Data records:
◆ ◆ ◆ ◆ ◆
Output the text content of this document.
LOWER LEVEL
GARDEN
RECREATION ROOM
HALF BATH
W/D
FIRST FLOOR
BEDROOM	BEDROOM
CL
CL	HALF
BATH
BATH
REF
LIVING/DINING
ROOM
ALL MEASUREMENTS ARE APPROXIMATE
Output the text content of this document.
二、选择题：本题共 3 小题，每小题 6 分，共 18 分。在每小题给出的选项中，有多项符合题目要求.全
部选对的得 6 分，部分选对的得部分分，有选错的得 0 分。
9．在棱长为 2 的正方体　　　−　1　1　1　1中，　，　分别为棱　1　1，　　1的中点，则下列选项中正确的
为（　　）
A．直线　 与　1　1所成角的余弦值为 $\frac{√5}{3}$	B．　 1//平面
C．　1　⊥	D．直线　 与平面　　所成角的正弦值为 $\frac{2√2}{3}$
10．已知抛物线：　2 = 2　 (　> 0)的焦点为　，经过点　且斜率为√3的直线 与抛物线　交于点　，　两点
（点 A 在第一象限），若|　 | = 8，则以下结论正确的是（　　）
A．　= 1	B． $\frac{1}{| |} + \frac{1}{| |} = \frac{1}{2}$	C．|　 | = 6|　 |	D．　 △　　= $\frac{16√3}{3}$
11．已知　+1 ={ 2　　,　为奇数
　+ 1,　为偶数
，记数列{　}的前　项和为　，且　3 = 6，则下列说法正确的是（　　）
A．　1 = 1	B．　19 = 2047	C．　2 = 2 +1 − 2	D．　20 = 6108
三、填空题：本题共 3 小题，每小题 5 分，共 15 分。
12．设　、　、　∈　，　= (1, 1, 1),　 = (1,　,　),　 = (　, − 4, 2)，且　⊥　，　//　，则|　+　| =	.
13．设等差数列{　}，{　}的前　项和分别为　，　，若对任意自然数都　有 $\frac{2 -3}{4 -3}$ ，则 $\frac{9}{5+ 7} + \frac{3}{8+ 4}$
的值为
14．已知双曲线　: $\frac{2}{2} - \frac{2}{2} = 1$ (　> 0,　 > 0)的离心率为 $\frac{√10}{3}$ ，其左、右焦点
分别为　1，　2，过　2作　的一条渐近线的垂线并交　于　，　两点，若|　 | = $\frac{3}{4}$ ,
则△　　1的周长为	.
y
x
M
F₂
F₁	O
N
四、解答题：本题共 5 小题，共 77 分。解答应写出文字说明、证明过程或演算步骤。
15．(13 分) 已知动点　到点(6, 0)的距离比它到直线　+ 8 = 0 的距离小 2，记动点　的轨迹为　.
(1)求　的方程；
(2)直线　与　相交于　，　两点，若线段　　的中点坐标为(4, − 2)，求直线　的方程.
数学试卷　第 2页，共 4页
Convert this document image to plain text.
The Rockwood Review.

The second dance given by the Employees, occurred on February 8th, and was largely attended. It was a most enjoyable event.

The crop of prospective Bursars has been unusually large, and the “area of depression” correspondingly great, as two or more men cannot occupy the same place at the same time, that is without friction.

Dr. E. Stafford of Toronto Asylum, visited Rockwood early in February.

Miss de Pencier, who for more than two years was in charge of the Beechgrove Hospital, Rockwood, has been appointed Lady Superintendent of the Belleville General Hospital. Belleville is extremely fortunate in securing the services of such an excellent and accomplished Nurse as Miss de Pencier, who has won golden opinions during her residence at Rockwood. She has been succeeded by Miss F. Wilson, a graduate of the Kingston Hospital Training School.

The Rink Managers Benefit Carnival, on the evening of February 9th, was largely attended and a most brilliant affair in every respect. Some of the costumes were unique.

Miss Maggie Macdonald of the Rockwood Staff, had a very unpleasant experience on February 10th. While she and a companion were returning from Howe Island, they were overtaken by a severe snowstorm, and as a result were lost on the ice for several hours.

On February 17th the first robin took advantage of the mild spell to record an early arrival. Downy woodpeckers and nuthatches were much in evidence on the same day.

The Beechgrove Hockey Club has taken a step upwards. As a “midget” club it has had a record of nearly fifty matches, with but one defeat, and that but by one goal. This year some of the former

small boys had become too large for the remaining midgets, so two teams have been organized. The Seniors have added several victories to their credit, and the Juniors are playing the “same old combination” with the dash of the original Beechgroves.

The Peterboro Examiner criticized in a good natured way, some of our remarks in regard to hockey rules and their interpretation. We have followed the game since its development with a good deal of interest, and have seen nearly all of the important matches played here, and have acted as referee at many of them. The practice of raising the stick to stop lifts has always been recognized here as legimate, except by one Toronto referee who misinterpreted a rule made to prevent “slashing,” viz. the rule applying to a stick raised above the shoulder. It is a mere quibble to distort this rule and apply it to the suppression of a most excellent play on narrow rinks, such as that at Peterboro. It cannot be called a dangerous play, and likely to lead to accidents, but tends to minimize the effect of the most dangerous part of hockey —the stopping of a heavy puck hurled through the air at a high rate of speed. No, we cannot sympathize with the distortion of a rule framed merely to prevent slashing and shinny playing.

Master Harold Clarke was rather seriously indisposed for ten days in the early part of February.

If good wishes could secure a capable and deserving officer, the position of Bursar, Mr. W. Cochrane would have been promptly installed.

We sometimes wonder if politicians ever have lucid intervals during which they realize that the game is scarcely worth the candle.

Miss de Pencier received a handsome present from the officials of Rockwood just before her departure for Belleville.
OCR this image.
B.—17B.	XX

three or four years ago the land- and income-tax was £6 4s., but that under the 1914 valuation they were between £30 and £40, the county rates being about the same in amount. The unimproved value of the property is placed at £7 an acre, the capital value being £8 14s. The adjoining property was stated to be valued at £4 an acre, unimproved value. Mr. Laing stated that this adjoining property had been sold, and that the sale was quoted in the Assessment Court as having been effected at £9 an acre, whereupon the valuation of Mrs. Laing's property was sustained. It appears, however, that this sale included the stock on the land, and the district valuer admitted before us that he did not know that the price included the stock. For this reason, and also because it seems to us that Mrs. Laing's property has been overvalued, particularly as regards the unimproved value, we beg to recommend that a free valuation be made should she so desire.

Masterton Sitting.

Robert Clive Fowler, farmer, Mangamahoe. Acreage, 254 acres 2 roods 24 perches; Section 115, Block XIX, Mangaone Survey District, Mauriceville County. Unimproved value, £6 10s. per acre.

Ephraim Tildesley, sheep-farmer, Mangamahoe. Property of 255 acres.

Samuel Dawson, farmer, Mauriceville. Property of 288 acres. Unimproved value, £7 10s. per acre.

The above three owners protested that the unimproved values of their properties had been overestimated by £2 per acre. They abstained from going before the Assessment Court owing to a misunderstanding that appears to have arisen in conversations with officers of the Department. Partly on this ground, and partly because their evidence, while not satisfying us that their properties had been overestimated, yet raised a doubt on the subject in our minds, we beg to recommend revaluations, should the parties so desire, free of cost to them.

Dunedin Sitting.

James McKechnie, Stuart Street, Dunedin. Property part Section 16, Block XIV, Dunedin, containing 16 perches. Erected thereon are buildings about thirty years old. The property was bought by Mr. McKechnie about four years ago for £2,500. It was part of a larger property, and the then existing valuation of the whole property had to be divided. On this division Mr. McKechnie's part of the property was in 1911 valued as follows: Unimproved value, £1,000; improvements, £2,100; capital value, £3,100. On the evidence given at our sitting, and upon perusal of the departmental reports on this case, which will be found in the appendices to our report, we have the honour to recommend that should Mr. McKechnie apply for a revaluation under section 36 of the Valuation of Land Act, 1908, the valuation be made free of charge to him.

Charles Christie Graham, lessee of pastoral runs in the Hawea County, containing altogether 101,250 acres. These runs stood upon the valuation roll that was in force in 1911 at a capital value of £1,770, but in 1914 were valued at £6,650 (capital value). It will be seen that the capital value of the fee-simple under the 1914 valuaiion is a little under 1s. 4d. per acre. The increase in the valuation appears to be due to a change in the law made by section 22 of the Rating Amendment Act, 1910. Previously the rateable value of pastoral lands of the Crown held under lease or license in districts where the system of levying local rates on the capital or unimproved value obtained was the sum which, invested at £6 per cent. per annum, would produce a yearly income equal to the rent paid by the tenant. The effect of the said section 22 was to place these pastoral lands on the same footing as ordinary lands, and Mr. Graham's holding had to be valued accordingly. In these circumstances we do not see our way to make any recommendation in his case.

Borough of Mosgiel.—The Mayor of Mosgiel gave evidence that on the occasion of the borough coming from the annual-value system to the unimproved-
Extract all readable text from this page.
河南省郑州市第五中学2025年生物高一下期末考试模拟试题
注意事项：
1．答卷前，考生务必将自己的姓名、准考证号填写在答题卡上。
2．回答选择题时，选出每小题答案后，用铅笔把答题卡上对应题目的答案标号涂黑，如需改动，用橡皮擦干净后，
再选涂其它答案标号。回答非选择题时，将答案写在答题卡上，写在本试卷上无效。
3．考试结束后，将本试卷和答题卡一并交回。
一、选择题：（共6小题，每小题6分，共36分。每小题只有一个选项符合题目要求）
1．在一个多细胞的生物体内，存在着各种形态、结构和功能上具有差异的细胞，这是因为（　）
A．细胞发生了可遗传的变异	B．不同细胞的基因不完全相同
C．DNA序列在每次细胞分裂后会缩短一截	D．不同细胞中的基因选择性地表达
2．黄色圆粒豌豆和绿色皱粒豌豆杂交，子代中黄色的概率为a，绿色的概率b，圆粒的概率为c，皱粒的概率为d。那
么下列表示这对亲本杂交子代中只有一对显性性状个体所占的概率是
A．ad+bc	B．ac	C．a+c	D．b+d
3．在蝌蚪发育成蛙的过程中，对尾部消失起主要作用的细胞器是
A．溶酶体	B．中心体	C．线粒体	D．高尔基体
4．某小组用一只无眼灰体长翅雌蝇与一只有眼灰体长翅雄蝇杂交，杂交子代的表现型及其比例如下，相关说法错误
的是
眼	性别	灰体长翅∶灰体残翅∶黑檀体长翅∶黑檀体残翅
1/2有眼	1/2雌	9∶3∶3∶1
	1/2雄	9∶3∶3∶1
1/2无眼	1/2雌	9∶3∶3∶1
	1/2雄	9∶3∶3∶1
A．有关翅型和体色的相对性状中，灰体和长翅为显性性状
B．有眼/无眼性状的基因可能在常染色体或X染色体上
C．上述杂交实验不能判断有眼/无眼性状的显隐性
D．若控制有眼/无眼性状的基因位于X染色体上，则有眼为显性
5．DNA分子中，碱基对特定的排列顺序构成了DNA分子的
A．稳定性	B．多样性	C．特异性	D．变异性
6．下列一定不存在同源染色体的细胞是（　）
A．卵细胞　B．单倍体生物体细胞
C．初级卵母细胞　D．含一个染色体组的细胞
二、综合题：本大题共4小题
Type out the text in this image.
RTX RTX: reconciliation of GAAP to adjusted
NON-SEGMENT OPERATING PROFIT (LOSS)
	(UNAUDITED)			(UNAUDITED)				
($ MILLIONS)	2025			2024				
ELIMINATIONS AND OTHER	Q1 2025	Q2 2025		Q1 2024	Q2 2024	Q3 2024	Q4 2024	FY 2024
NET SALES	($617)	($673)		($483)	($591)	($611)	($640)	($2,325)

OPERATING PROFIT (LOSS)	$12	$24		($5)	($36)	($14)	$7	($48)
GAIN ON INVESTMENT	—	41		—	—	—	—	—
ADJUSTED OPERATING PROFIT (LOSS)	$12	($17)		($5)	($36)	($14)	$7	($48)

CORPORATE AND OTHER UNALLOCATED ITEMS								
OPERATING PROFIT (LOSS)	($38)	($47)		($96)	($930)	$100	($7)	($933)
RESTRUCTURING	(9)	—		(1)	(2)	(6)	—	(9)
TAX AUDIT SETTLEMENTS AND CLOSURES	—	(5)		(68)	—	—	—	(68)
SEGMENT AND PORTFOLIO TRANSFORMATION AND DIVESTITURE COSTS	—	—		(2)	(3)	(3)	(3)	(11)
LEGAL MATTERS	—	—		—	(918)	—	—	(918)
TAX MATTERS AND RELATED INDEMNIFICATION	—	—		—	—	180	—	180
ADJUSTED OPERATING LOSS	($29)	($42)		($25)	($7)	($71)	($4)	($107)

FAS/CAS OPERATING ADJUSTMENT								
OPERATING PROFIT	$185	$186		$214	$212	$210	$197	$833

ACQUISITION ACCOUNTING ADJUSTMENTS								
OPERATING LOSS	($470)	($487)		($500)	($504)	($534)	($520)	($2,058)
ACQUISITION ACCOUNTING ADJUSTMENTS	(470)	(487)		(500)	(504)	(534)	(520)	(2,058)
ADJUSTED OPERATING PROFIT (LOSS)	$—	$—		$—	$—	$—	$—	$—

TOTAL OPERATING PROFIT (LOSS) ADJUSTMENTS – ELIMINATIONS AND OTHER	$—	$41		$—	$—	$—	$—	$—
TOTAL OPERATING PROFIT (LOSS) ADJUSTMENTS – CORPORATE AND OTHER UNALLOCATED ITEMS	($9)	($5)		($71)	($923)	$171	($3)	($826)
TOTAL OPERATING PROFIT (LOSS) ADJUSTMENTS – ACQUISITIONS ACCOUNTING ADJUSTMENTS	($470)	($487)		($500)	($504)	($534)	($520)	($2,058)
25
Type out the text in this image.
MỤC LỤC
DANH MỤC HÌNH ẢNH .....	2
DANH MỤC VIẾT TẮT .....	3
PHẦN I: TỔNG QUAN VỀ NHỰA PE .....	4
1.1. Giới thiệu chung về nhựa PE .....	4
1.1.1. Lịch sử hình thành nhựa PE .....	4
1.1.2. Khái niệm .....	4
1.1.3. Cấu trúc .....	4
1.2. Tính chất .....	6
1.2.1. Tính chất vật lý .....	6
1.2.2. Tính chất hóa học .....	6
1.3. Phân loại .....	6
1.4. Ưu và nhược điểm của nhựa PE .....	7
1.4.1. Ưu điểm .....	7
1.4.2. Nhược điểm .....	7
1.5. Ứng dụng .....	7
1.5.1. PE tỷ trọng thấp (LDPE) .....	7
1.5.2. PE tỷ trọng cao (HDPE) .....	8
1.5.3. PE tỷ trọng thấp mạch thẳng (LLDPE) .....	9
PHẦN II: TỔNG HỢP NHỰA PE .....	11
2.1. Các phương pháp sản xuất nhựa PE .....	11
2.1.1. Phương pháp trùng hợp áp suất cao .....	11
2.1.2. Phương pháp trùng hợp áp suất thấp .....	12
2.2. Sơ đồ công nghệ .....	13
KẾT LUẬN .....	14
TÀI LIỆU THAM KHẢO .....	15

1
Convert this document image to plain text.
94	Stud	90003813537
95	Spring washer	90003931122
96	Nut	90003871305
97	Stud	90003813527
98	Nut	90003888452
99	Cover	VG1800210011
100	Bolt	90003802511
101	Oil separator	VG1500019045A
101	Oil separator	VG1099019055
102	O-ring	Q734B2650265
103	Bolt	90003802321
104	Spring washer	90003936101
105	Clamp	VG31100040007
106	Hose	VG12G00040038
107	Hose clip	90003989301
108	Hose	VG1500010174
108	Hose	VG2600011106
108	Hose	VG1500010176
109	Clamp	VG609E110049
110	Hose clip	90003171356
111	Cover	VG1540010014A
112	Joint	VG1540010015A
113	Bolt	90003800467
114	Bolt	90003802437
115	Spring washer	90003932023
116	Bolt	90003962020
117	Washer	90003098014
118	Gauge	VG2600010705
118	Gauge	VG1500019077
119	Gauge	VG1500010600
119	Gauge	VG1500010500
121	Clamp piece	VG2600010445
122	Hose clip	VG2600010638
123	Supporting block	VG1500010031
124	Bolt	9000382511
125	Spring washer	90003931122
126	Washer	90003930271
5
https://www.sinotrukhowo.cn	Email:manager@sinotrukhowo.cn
◆ ◆ ◆ ◆ ◆
• [Required task]
Wherever the string "OPERATING" appears in the entries above, list that line.

• [Task output]
NON-SEGMENT OPERATING PROFIT (LOSS)
OPERATING PROFIT (LOSS)	$12	$24		($5)	($36)	($14)	$7	($48)
ADJUSTED OPERATING PROFIT (LOSS)	$12	($17)		($5)	($36)	($14)	$7	($48)
OPERATING PROFIT (LOSS)	($38)	($47)		($96)	($930)	$100	($7)	($933)
ADJUSTED OPERATING LOSS	($29)	($42)		($25)	($7)	($71)	($4)	($107)
FAS/CAS OPERATING ADJUSTMENT								
OPERATING PROFIT	$185	$186		$214	$212	$210	$197	$833
OPERATING LOSS	($470)	($487)		($500)	($504)	($534)	($520)	($2,058)
ADJUSTED OPERATING PROFIT (LOSS)	$—	$—		$—	$—	$—	$—	$—
TOTAL OPERATING PROFIT (LOSS) ADJUSTMENTS – ELIMINATIONS AND OTHER	$—	$41		$—	$—	$—	$—	$—
TOTAL OPERATING PROFIT (LOSS) ADJUSTMENTS – CORPORATE AND OTHER UNALLOCATED ITEMS	($9)	($5)		($71)	($923)	$171	($3)	($826)
TOTAL OPERATING PROFIT (LOSS) ADJUSTMENTS – ACQUISITIONS ACCOUNTING ADJUSTMENTS	($470)	($487)		($500)	($504)	($534)	($520)	($2,058)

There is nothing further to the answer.